** start of INPUT FOR THIS TASK **
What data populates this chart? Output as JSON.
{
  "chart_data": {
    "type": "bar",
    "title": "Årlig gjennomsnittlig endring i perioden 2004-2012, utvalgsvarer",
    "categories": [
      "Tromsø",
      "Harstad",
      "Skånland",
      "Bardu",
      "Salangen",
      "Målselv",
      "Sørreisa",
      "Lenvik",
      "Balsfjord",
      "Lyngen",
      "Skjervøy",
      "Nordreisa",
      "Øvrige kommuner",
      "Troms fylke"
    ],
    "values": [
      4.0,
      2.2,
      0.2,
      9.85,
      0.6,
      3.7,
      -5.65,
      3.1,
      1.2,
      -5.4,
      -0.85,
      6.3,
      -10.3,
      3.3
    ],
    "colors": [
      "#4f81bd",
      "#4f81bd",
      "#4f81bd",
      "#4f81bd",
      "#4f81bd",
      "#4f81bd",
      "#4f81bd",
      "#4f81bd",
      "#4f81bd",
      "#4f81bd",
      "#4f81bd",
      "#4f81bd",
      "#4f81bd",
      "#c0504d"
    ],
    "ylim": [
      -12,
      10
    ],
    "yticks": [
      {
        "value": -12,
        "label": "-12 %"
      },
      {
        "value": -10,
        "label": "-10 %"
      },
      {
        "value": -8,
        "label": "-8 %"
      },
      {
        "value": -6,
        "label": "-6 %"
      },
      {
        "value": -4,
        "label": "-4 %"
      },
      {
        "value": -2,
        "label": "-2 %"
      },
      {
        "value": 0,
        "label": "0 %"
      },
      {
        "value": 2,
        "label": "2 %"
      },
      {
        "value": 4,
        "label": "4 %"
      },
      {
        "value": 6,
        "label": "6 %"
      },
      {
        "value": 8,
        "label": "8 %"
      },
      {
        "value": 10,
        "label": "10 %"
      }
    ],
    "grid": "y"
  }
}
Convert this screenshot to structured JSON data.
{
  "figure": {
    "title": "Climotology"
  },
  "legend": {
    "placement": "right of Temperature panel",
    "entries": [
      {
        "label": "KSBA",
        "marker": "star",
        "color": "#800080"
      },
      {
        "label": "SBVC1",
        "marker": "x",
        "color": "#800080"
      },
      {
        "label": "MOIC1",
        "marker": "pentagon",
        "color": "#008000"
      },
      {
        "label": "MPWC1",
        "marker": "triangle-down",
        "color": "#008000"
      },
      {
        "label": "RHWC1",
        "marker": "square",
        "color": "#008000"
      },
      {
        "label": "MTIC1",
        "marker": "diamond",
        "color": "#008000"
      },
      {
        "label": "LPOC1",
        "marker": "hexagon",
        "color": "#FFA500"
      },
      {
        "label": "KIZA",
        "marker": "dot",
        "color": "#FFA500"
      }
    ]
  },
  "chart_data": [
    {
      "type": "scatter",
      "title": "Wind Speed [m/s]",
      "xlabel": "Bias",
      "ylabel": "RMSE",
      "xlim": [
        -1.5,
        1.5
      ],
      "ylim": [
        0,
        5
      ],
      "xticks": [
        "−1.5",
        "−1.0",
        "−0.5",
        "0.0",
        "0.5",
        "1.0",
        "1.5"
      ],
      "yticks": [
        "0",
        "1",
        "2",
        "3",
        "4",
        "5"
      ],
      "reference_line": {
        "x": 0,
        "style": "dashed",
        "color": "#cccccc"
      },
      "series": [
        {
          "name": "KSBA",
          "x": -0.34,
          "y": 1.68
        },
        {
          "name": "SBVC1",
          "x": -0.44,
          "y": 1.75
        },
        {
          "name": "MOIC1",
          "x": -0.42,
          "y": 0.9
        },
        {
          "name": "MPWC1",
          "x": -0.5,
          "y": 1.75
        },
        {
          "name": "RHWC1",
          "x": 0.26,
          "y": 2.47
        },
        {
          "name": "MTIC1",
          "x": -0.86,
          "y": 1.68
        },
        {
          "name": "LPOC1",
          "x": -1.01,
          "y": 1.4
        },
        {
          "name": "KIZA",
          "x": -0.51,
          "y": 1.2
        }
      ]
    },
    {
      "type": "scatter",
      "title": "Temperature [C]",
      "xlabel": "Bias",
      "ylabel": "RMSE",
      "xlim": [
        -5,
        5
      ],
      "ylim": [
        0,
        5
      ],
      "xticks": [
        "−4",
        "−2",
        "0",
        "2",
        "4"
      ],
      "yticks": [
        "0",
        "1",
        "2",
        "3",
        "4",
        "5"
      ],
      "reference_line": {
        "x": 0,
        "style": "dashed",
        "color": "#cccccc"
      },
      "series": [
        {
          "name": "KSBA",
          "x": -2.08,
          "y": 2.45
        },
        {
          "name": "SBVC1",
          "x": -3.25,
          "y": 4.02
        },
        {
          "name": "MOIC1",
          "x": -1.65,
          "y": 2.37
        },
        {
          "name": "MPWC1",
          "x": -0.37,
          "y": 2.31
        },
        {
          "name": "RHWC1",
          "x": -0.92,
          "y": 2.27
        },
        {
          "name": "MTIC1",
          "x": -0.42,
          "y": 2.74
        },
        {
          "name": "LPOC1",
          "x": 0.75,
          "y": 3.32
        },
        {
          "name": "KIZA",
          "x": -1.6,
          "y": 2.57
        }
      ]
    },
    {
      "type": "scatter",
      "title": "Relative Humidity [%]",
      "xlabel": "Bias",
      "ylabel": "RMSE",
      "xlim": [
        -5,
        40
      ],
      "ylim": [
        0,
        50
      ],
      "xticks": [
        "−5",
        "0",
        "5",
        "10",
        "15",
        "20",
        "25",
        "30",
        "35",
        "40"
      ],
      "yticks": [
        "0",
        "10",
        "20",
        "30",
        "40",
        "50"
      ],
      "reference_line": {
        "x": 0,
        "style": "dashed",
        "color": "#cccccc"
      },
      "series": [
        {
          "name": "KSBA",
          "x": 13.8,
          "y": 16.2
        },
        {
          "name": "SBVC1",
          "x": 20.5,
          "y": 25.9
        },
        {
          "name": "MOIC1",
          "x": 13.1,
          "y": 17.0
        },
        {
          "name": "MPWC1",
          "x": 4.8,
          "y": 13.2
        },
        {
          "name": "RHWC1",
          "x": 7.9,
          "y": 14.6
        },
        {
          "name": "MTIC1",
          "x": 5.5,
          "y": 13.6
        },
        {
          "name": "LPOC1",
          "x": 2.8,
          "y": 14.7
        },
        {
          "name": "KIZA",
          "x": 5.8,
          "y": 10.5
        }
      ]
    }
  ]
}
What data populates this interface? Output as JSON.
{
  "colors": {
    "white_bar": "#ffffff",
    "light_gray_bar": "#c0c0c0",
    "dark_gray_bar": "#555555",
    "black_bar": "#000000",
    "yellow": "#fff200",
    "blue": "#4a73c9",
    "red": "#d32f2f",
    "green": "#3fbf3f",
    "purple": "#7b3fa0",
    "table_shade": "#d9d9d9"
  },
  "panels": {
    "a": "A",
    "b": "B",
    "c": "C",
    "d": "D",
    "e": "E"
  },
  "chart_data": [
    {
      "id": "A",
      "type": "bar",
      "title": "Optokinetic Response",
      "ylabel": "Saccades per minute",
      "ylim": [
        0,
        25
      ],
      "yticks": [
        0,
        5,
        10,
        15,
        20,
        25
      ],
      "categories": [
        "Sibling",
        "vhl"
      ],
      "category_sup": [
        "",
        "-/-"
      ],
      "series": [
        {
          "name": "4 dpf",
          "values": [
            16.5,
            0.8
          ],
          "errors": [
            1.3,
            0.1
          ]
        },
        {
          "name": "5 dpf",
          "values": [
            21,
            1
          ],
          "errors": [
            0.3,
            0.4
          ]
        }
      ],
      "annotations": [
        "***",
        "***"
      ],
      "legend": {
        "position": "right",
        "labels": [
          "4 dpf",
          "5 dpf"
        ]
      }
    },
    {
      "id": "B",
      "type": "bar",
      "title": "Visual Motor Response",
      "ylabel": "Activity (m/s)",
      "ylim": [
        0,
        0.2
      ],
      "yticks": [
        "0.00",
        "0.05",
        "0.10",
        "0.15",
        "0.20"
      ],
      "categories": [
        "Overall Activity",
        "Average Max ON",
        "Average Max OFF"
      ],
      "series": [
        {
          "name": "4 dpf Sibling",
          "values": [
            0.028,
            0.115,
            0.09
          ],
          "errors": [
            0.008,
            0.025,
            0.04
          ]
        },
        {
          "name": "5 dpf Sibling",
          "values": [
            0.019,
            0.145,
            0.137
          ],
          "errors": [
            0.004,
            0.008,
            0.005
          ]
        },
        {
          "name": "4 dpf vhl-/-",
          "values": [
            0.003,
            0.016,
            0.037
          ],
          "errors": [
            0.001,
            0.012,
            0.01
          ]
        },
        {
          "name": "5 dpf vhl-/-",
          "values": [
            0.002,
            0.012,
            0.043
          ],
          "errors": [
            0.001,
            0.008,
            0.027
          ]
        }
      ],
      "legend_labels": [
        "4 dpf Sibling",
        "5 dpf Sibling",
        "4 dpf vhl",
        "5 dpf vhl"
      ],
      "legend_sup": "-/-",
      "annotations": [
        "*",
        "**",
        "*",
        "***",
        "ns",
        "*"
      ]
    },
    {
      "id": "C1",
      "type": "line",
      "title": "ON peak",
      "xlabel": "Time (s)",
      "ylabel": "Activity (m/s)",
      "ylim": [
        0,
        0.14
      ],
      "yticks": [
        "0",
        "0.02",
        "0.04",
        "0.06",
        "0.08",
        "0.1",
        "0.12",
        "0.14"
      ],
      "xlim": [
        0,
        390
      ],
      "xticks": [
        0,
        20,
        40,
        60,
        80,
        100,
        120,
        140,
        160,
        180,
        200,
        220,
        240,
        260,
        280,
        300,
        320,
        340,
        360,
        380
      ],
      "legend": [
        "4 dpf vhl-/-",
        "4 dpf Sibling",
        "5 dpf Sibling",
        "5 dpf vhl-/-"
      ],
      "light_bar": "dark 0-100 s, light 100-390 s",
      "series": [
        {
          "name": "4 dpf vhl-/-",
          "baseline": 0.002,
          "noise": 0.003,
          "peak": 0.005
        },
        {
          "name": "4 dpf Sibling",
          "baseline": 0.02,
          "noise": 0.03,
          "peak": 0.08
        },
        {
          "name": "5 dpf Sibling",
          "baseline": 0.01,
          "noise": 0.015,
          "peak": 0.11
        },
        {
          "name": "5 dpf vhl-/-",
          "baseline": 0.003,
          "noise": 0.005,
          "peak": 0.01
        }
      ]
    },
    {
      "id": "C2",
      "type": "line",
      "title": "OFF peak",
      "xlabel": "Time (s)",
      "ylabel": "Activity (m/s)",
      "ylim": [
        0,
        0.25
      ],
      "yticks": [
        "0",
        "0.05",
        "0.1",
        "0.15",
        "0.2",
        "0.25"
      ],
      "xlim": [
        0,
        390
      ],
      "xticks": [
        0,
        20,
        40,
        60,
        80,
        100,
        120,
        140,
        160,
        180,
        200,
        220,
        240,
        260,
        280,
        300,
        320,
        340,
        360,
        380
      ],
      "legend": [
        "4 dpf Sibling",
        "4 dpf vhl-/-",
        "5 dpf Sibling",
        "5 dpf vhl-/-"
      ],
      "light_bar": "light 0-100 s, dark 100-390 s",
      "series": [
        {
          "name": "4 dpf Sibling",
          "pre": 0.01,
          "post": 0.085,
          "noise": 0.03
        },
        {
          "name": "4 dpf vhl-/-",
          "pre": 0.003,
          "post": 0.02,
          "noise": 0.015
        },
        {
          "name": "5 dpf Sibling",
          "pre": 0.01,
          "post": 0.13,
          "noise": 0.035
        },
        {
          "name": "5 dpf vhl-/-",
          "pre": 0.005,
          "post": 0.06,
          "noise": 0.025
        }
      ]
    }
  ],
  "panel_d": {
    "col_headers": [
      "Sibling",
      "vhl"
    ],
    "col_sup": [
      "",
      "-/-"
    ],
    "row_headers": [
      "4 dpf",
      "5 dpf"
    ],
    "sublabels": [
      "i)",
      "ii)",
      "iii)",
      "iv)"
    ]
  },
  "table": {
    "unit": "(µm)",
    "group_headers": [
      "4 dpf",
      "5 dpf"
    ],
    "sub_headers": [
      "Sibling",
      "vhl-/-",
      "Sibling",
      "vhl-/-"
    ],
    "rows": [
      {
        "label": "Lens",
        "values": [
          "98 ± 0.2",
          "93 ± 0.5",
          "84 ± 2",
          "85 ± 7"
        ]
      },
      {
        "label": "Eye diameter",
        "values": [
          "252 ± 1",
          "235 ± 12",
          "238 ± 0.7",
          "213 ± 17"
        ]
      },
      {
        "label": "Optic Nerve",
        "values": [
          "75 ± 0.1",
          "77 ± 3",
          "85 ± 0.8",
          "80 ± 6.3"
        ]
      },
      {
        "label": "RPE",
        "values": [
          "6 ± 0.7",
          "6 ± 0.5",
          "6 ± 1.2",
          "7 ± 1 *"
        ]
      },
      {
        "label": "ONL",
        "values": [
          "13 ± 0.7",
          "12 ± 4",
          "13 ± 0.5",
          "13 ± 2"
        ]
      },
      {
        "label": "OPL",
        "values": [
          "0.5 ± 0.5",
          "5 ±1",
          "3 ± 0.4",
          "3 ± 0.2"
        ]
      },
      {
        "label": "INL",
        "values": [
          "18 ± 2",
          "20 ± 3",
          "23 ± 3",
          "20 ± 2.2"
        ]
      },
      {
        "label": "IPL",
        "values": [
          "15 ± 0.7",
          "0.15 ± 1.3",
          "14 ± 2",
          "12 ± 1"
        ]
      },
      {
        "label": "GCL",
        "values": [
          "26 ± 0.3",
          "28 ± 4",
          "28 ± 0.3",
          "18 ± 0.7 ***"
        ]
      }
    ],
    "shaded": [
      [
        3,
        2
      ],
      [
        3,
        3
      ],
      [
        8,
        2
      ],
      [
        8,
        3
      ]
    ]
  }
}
** end of INPUT FOR THIS TASK **
### DESCRIPTION OF THE TASK
Copy every line that contains the string "marker".

### EXERCISE ANSWER
        "marker": "star",
        "marker": "x",
        "marker": "pentagon",
        "marker": "triangle-down",
        "marker": "square",
        "marker": "diamond",
        "marker": "hexagon",
        "marker": "dot",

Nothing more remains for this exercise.